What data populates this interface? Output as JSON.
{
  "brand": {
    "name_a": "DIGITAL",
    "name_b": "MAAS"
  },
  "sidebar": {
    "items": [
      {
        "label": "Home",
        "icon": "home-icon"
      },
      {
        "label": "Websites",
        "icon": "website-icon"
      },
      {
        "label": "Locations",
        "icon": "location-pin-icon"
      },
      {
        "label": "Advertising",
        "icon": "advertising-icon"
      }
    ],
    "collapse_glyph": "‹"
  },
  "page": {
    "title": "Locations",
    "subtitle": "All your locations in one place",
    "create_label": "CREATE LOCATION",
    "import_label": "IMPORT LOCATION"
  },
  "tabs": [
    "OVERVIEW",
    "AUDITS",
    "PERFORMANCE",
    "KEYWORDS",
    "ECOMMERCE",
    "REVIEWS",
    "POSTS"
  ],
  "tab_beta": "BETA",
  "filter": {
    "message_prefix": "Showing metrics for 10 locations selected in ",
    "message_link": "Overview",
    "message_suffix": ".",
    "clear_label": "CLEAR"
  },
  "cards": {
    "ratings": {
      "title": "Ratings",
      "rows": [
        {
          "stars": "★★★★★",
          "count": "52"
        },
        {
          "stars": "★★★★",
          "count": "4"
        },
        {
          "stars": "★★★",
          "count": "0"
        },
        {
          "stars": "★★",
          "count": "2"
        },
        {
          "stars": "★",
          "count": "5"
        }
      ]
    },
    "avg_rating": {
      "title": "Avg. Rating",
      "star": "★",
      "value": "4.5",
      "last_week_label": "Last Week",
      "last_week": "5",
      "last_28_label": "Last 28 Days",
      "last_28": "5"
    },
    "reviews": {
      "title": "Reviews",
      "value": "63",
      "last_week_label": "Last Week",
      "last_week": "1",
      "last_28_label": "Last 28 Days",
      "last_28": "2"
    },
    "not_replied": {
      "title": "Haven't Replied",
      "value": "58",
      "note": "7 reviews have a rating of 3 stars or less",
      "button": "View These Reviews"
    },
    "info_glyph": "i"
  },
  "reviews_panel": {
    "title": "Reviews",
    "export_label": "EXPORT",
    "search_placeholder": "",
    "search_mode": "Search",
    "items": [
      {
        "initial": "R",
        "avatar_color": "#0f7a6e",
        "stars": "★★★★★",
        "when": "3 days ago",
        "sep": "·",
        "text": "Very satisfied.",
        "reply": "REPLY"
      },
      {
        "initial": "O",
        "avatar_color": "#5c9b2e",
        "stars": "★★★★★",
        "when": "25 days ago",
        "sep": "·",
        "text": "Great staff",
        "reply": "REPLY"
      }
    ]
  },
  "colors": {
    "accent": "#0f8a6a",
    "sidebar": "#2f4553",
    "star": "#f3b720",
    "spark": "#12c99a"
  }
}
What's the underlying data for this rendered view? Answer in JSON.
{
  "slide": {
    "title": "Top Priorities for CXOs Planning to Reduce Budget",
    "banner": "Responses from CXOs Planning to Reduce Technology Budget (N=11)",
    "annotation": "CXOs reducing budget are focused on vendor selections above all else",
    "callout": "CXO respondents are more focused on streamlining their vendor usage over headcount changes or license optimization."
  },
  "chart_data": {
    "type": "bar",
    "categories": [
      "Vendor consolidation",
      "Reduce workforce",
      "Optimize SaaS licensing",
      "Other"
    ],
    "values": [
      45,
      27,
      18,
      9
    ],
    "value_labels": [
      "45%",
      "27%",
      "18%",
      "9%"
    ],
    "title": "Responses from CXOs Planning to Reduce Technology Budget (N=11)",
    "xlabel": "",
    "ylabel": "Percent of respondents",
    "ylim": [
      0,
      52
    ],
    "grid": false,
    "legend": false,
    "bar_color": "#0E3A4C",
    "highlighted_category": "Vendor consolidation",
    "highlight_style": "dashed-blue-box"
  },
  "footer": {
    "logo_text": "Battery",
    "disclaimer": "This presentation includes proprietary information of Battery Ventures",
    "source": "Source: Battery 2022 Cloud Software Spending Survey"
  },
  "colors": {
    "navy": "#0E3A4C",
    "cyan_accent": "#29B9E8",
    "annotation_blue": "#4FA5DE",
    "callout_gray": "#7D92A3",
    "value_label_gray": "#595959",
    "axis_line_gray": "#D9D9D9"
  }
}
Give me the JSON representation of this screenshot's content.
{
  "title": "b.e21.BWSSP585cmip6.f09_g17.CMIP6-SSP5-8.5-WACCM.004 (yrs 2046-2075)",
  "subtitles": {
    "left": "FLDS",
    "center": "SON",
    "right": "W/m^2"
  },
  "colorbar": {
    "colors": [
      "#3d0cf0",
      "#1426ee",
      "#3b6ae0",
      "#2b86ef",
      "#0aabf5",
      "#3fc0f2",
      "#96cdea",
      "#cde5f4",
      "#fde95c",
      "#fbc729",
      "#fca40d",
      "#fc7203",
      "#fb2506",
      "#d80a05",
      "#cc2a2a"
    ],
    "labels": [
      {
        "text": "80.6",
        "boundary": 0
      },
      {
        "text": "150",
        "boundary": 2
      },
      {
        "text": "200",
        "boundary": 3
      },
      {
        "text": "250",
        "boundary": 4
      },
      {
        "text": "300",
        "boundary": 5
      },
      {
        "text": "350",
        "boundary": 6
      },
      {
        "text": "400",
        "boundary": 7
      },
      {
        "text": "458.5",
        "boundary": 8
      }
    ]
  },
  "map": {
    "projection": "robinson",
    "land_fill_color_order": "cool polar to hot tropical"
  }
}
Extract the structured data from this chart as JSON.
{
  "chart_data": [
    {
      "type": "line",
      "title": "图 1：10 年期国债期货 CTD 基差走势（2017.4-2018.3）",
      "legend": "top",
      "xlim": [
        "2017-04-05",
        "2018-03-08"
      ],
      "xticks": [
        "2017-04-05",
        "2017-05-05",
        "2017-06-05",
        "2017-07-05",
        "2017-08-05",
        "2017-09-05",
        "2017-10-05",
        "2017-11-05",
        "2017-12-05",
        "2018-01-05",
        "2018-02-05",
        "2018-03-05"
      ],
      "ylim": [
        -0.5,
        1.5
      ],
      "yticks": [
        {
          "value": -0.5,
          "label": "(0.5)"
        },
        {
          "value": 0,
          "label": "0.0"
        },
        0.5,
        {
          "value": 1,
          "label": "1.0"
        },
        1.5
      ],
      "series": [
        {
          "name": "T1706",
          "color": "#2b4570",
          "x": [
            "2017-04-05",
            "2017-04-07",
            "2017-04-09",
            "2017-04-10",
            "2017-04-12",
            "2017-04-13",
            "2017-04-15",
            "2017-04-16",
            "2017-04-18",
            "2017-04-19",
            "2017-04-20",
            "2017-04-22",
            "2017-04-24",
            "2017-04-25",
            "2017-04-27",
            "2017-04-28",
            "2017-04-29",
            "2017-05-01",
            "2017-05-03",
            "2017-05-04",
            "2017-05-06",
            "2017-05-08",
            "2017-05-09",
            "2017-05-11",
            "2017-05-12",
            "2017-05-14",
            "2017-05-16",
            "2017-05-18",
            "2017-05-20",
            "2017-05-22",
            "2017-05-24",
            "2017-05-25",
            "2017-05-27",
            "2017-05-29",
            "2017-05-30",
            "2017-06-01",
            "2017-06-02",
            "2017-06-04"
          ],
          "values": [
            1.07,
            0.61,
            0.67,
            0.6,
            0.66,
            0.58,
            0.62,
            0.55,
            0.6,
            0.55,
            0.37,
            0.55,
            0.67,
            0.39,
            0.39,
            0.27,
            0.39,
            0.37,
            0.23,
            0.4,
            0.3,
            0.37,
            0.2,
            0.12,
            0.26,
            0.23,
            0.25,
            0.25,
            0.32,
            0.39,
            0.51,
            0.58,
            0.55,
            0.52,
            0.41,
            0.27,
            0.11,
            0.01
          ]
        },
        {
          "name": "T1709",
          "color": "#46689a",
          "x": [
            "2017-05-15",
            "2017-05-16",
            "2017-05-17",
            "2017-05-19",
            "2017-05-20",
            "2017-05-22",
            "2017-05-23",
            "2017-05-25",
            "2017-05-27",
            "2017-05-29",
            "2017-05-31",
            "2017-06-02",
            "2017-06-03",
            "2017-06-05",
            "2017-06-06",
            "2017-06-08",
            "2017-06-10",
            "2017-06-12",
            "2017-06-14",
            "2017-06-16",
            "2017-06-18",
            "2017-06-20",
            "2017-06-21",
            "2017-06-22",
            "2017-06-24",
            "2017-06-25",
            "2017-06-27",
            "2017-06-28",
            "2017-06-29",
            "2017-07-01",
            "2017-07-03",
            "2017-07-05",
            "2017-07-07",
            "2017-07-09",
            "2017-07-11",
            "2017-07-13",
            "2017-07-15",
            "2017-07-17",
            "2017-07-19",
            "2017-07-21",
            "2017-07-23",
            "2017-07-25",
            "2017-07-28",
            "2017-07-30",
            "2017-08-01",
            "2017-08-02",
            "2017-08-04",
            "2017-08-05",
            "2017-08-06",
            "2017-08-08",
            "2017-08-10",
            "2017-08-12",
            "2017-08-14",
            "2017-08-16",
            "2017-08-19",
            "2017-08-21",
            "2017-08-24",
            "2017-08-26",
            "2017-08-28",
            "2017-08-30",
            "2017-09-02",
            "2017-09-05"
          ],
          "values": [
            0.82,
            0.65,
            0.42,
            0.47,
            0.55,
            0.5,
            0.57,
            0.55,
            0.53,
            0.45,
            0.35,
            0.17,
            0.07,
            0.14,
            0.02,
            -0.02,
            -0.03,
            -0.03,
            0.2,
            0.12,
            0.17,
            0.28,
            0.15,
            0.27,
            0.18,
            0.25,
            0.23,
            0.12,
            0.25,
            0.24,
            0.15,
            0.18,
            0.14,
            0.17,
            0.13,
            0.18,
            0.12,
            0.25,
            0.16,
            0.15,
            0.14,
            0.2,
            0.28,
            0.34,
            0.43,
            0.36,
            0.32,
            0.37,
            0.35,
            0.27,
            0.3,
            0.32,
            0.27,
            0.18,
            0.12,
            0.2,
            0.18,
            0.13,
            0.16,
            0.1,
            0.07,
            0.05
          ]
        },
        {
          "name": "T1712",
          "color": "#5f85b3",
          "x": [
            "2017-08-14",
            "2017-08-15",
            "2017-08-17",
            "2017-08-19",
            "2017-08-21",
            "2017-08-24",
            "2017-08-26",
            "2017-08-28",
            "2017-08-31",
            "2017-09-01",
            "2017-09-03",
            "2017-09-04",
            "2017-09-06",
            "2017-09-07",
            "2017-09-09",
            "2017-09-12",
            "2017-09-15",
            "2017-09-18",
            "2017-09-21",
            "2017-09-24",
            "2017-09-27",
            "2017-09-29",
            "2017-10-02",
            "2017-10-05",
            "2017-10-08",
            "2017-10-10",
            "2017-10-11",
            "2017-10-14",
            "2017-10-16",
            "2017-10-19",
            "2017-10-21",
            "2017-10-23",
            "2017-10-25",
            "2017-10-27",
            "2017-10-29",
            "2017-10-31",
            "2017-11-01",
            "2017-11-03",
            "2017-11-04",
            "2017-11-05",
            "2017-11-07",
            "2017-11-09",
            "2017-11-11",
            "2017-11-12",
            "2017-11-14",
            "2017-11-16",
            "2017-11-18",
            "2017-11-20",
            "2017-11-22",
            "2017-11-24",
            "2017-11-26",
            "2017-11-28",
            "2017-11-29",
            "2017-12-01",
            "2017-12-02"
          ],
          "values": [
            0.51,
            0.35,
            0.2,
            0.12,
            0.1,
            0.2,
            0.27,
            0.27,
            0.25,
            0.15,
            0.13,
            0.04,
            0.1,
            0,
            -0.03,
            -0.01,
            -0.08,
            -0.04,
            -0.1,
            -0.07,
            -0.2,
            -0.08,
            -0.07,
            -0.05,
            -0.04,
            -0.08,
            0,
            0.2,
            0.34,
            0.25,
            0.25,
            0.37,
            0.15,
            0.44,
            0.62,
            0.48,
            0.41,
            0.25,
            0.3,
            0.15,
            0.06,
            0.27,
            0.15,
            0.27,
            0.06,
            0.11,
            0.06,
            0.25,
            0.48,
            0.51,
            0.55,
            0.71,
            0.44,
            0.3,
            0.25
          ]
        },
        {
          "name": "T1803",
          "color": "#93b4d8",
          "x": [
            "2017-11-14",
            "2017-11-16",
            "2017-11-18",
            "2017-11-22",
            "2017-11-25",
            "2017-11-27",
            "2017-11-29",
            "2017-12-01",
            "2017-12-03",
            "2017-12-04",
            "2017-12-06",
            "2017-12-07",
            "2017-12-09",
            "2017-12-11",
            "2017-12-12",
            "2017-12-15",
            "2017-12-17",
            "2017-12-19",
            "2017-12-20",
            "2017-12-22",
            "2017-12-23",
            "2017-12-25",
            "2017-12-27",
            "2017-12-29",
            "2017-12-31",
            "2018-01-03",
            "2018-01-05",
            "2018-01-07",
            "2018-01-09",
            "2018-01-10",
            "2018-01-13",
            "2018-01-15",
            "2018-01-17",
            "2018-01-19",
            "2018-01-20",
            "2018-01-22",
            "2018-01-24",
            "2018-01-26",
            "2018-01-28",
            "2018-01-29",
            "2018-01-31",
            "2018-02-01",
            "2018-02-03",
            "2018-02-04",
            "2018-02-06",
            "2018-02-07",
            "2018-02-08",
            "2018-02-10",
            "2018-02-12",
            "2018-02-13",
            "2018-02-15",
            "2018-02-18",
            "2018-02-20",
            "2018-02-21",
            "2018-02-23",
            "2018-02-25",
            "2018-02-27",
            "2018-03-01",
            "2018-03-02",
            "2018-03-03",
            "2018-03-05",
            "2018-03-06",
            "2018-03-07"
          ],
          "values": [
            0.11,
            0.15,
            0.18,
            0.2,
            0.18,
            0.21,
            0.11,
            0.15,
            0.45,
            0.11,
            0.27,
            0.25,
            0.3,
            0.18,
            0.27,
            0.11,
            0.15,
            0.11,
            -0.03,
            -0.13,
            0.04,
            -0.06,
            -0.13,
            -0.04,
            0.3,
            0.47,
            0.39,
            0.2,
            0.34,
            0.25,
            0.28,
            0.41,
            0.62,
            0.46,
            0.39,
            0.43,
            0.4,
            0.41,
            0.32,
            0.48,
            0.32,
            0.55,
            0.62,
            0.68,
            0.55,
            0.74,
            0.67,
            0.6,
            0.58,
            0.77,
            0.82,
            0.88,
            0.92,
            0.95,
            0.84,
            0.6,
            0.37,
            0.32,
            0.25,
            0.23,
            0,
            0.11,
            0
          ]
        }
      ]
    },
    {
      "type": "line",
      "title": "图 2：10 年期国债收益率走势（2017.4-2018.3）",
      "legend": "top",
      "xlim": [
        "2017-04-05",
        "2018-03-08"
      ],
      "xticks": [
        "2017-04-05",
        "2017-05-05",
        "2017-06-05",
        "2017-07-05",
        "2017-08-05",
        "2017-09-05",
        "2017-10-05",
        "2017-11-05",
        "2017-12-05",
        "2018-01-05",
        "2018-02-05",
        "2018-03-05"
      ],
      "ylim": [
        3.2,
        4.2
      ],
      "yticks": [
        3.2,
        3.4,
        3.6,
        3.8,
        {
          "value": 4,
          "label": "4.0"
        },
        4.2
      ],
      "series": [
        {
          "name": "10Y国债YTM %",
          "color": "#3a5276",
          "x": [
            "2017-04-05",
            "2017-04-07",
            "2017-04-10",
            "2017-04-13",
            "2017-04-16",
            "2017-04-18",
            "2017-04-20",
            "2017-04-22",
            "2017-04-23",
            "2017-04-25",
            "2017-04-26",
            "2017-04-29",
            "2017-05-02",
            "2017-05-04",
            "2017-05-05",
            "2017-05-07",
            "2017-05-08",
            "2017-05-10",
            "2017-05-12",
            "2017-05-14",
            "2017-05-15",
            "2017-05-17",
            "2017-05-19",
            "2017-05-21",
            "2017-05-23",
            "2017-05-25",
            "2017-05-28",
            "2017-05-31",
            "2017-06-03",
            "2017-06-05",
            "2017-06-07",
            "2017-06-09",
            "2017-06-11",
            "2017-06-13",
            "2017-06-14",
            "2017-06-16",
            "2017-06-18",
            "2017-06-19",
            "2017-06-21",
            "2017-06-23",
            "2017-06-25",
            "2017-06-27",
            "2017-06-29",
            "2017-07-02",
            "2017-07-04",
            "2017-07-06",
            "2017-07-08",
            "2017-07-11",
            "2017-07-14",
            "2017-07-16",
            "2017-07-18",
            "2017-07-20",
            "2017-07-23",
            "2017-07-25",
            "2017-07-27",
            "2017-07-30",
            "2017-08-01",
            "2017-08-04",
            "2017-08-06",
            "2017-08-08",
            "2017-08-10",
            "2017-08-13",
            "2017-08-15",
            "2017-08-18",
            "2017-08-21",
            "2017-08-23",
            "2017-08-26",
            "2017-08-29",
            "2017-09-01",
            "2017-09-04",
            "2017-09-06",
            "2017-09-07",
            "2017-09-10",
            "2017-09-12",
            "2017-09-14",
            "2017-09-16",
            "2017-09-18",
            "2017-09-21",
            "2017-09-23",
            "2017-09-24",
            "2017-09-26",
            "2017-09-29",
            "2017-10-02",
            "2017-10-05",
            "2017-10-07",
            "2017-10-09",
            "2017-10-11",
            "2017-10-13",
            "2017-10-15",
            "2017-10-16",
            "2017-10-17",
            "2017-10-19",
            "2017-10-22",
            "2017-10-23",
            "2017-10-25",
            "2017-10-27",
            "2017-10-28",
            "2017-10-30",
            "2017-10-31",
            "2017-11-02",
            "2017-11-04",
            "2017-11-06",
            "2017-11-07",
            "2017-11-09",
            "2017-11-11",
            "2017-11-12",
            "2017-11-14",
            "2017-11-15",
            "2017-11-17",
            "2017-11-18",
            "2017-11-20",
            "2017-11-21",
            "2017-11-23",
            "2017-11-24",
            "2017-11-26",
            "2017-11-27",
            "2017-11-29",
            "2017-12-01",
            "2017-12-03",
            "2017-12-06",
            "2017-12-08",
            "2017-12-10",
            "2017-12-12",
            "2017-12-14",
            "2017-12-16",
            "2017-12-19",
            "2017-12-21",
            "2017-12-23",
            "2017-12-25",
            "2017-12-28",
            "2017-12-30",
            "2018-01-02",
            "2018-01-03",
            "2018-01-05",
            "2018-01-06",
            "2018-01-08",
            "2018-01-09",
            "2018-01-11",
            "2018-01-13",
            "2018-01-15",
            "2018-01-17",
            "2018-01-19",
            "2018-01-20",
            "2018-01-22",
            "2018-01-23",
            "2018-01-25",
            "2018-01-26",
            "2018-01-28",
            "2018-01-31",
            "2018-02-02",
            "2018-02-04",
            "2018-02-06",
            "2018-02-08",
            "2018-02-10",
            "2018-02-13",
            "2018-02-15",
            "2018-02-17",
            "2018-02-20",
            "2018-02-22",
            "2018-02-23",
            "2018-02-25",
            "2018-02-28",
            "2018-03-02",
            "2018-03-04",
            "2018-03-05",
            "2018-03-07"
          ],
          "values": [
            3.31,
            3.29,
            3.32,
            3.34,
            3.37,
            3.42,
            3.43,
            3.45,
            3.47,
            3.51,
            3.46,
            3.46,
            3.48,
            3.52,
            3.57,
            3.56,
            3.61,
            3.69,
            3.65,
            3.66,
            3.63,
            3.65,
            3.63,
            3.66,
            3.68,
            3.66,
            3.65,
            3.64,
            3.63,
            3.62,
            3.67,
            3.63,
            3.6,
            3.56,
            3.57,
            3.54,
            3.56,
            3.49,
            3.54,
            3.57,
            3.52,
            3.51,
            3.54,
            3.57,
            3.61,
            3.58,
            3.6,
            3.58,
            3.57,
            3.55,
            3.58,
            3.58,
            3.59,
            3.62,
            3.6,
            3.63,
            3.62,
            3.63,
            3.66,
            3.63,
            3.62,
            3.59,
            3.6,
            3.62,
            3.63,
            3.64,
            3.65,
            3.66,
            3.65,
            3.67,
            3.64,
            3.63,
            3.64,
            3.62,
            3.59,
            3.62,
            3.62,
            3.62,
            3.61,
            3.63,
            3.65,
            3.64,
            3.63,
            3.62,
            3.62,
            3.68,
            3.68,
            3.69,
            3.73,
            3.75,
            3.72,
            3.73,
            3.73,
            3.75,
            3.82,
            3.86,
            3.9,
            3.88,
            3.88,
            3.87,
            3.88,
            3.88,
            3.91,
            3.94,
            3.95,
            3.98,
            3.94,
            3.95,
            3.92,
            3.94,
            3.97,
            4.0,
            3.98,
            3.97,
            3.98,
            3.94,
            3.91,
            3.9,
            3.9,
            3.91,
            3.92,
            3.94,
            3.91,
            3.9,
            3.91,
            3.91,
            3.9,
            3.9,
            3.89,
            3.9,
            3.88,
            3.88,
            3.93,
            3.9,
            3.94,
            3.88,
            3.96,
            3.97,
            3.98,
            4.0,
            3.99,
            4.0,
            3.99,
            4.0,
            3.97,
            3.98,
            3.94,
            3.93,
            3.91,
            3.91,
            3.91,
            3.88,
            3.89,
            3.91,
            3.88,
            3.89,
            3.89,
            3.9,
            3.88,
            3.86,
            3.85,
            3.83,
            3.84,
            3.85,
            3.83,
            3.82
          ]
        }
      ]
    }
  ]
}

————

● Objective
Consider the entries above and return each line with the string "Battery".

● Expected answer
    "logo_text": "Battery",
    "disclaimer": "This presentation includes proprietary information of Battery Ventures",
    "source": "Source: Battery 2022 Cloud Software Spending Survey"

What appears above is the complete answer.